Records excerpted from a collection
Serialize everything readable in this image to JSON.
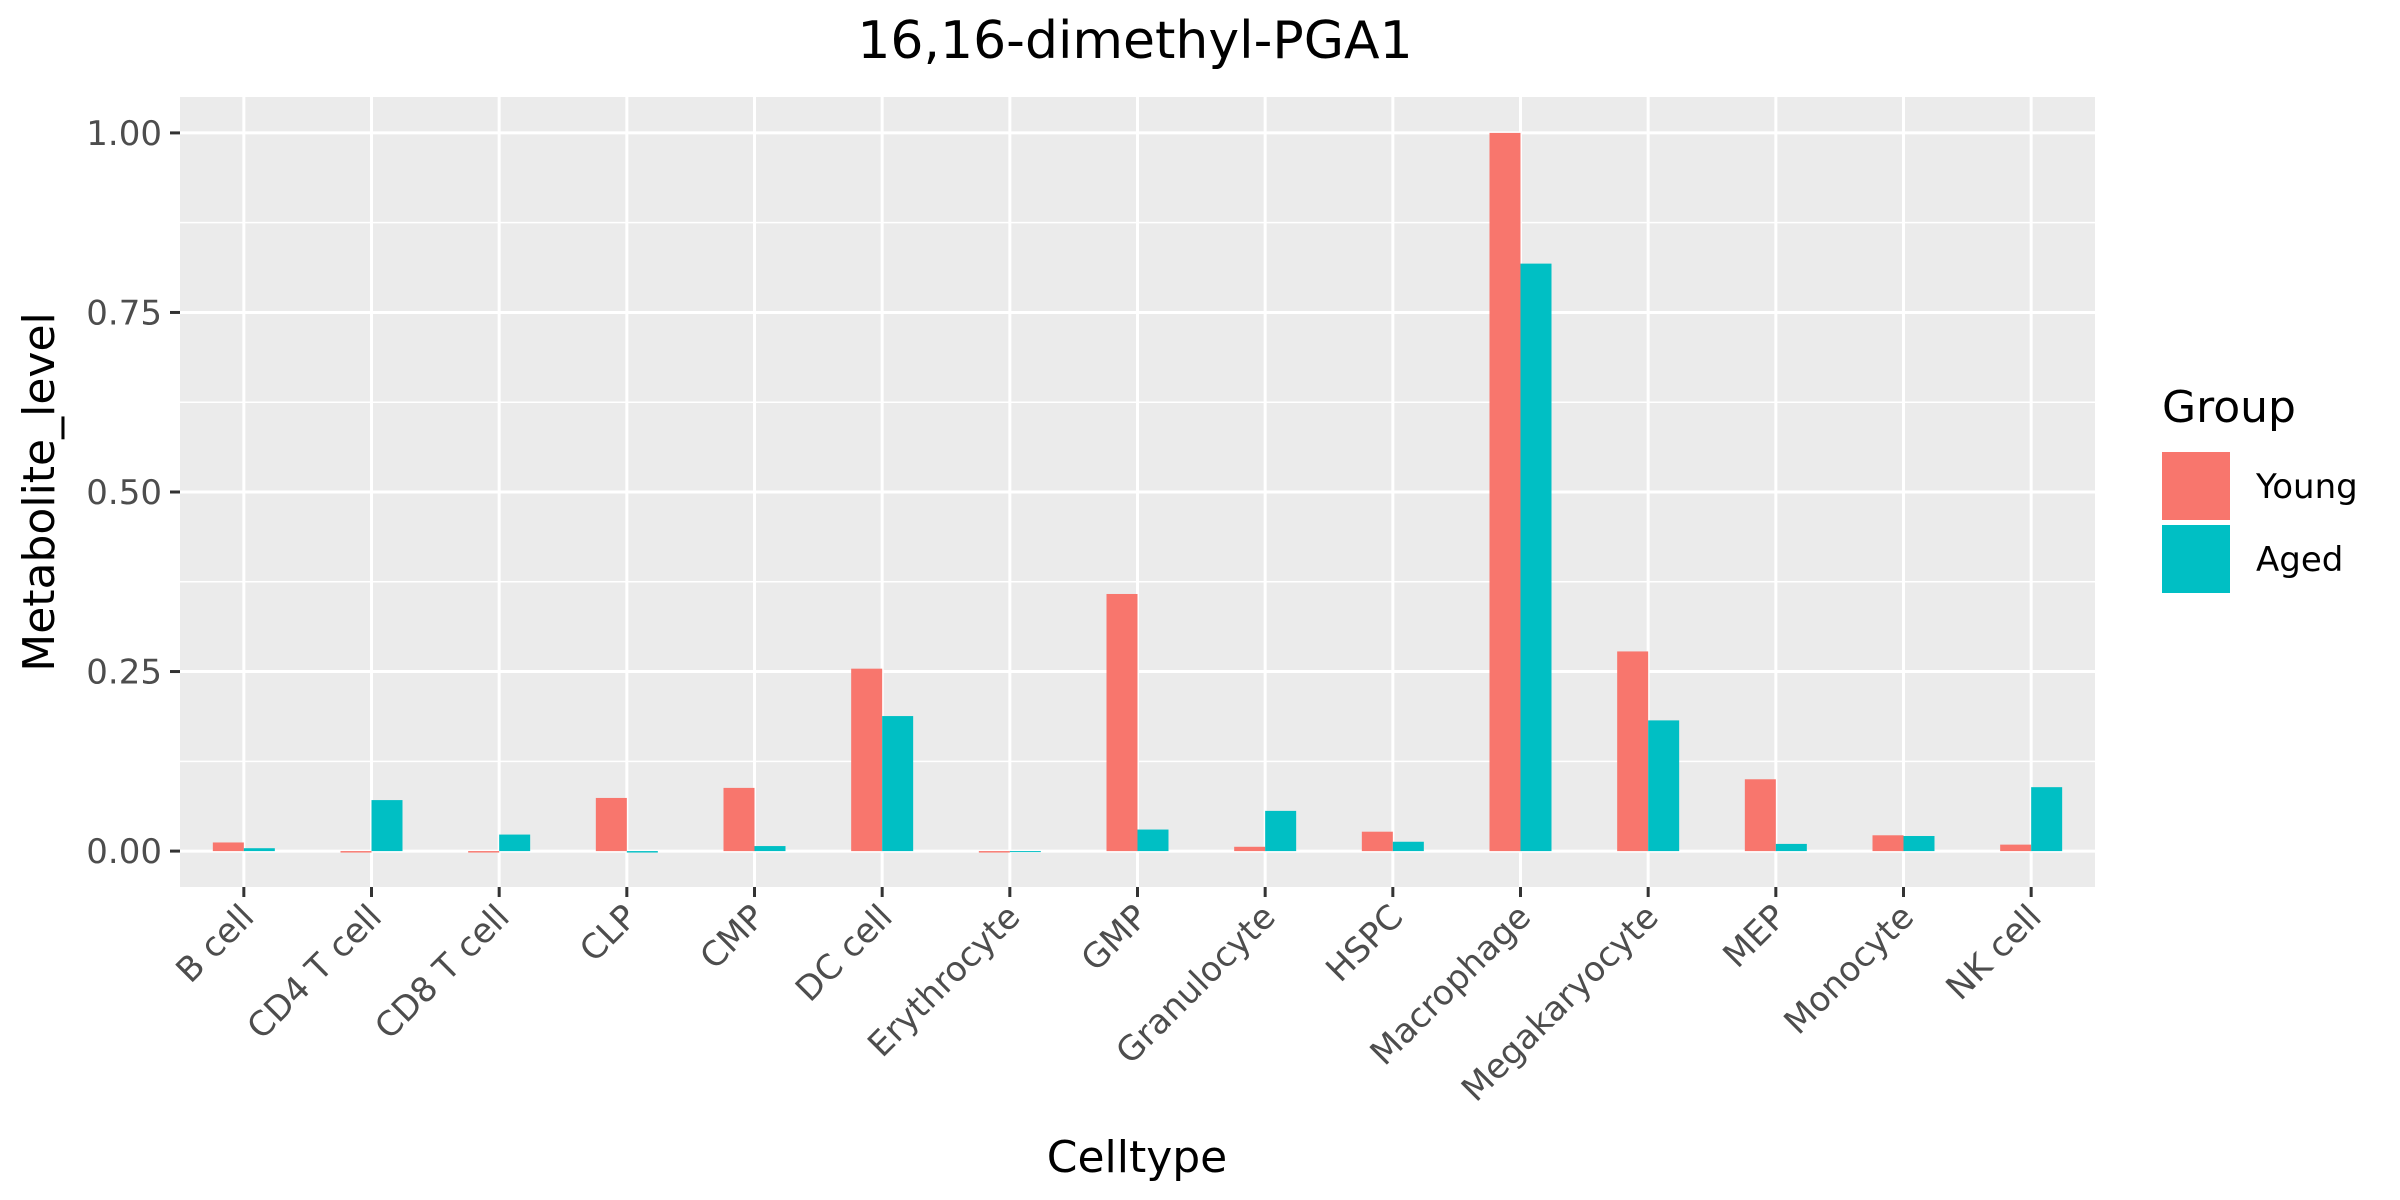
{
  "chart_data": {
    "type": "bar",
    "title": "16,16-dimethyl-PGA1",
    "xlabel": "Celltype",
    "ylabel": "Metabolite_level",
    "ylim": [
      -0.05,
      1.05
    ],
    "yticks": [
      0.0,
      0.25,
      0.5,
      0.75,
      1.0
    ],
    "ytick_labels": [
      "0.00",
      "0.25",
      "0.50",
      "0.75",
      "1.00"
    ],
    "categories": [
      "B cell",
      "CD4 T cell",
      "CD8 T cell",
      "CLP",
      "CMP",
      "DC cell",
      "Erythrocyte",
      "GMP",
      "Granulocyte",
      "HSPC",
      "Macrophage",
      "Megakaryocyte",
      "MEP",
      "Monocyte",
      "NK cell"
    ],
    "series": [
      {
        "name": "Young",
        "color": "#F8766D",
        "values": [
          0.012,
          -0.002,
          -0.002,
          0.074,
          0.088,
          0.254,
          -0.002,
          0.358,
          0.006,
          0.027,
          1.0,
          0.278,
          0.1,
          0.022,
          0.009
        ]
      },
      {
        "name": "Aged",
        "color": "#00BFC4",
        "values": [
          0.004,
          0.071,
          0.023,
          -0.002,
          0.007,
          0.188,
          0.0,
          0.03,
          0.056,
          0.013,
          0.818,
          0.182,
          0.01,
          0.021,
          0.089
        ]
      }
    ],
    "grid": true,
    "legend": {
      "title": "Group",
      "position": "right"
    },
    "panel_background": "#EBEBEB"
  }
}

### SHORT EXERCISE
From the entries above, output every line exactly and omit any image.

### OUTPUT OF THE TASK
Serialize everything readable in this image to JSON.
{
  "chart_data": {
    "type": "bar",
    "title": "16,16-dimethyl-PGA1",
    "xlabel": "Celltype",
    "ylabel": "Metabolite_level",
    "ylim": [
      -0.05,
      1.05
    ],
    "yticks": [
      0.0,
      0.25,
      0.5,
      0.75,
      1.0
    ],
    "ytick_labels": [
      "0.00",
      "0.25",
      "0.50",
      "0.75",
      "1.00"
    ],
    "categories": [
      "B cell",
      "CD4 T cell",
      "CD8 T cell",
      "CLP",
      "CMP",
      "DC cell",
      "Erythrocyte",
      "GMP",
      "Granulocyte",
      "HSPC",
      "Macrophage",
      "Megakaryocyte",
      "MEP",
      "Monocyte",
      "NK cell"
    ],
    "series": [
      {
        "name": "Young",
        "color": "#F8766D",
        "values": [
          0.012,
          -0.002,
          -0.002,
          0.074,
          0.088,
          0.254,
          -0.002,
          0.358,
          0.006,
          0.027,
          1.0,
          0.278,
          0.1,
          0.022,
          0.009
        ]
      },
      {
        "name": "Aged",
        "color": "#00BFC4",
        "values": [
          0.004,
          0.071,
          0.023,
          -0.002,
          0.007,
          0.188,
          0.0,
          0.03,
          0.056,
          0.013,
          0.818,
          0.182,
          0.01,
          0.021,
          0.089
        ]
      }
    ],
    "grid": true,
    "legend": {
      "title": "Group",
      "position": "right"
    },
    "panel_background": "#EBEBEB"
  }
}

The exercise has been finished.